Objective: Collect every line that includes the string "title".

[Dataset items]
□ □ □ □ □ □ □

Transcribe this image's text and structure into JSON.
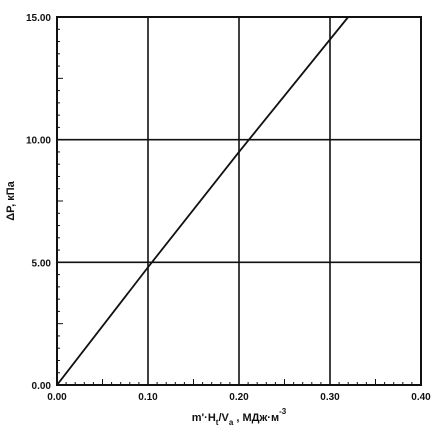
{
  "chart_data": {
    "type": "line",
    "title": "",
    "xlabel": "m'·H_t/V_a , МДж·м^-3",
    "xlabel_parts": {
      "main": "m'·H",
      "sub1": "t",
      "mid": "/V",
      "sub2": "a",
      "tail": " , МДж·м",
      "sup": "-3"
    },
    "ylabel": "ΔP, кПа",
    "xlim": [
      0.0,
      0.4
    ],
    "ylim": [
      0.0,
      15.0
    ],
    "x_ticks": [
      "0.00",
      "0.10",
      "0.20",
      "0.30",
      "0.40"
    ],
    "y_ticks": [
      "0.00",
      "5.00",
      "10.00",
      "15.00"
    ],
    "grid": true,
    "series": [
      {
        "x": [
          0.0,
          0.1,
          0.2,
          0.32
        ],
        "y": [
          0.0,
          4.8,
          9.5,
          15.0
        ]
      }
    ]
  },
  "colors": {
    "line": "#111111",
    "grid": "#111111",
    "background": "#ffffff"
  }
}
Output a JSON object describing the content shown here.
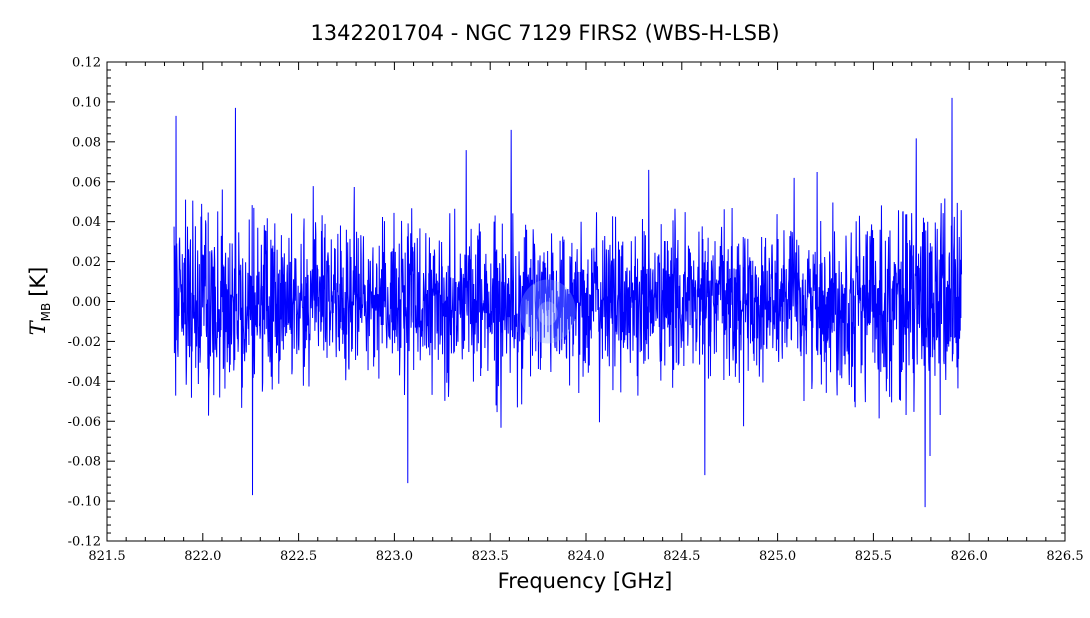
{
  "chart_data": {
    "type": "line",
    "title": "1342201704 - NGC 7129 FIRS2 (WBS-H-LSB)",
    "xlabel": "Frequency [GHz]",
    "ylabel_main": "T",
    "ylabel_sub": "MB",
    "ylabel_unit": "[K]",
    "xlim": [
      821.5,
      826.5
    ],
    "ylim": [
      -0.12,
      0.12
    ],
    "xticks": [
      821.5,
      822.0,
      822.5,
      823.0,
      823.5,
      824.0,
      824.5,
      825.0,
      825.5,
      826.0,
      826.5
    ],
    "xtick_labels": [
      "821.5",
      "822.0",
      "822.5",
      "823.0",
      "823.5",
      "824.0",
      "824.5",
      "825.0",
      "825.5",
      "826.0",
      "826.5"
    ],
    "yticks": [
      -0.12,
      -0.1,
      -0.08,
      -0.06,
      -0.04,
      -0.02,
      0.0,
      0.02,
      0.04,
      0.06,
      0.08,
      0.1,
      0.12
    ],
    "ytick_labels": [
      "-0.12",
      "-0.10",
      "-0.08",
      "-0.06",
      "-0.04",
      "-0.02",
      "0.00",
      "0.02",
      "0.04",
      "0.06",
      "0.08",
      "0.10",
      "0.12"
    ],
    "grid": false,
    "series": [
      {
        "color": "#0000ff",
        "x_start": 821.85,
        "x_end": 825.96,
        "n_points": 2400,
        "noise_rms": 0.025,
        "notable_peaks": [
          {
            "x": 821.86,
            "y": 0.093
          },
          {
            "x": 822.17,
            "y": 0.097
          },
          {
            "x": 823.61,
            "y": 0.086
          },
          {
            "x": 825.91,
            "y": 0.102
          }
        ],
        "notable_troughs": [
          {
            "x": 822.26,
            "y": -0.097
          },
          {
            "x": 823.07,
            "y": -0.091
          },
          {
            "x": 824.62,
            "y": -0.087
          },
          {
            "x": 825.77,
            "y": -0.103
          }
        ]
      }
    ]
  }
}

□ □ □ □ □ □ □

Correct answer:
    "title": "",
    "title": "1342201704 - NGC 7129 FIRS2 (WBS-H-LSB)",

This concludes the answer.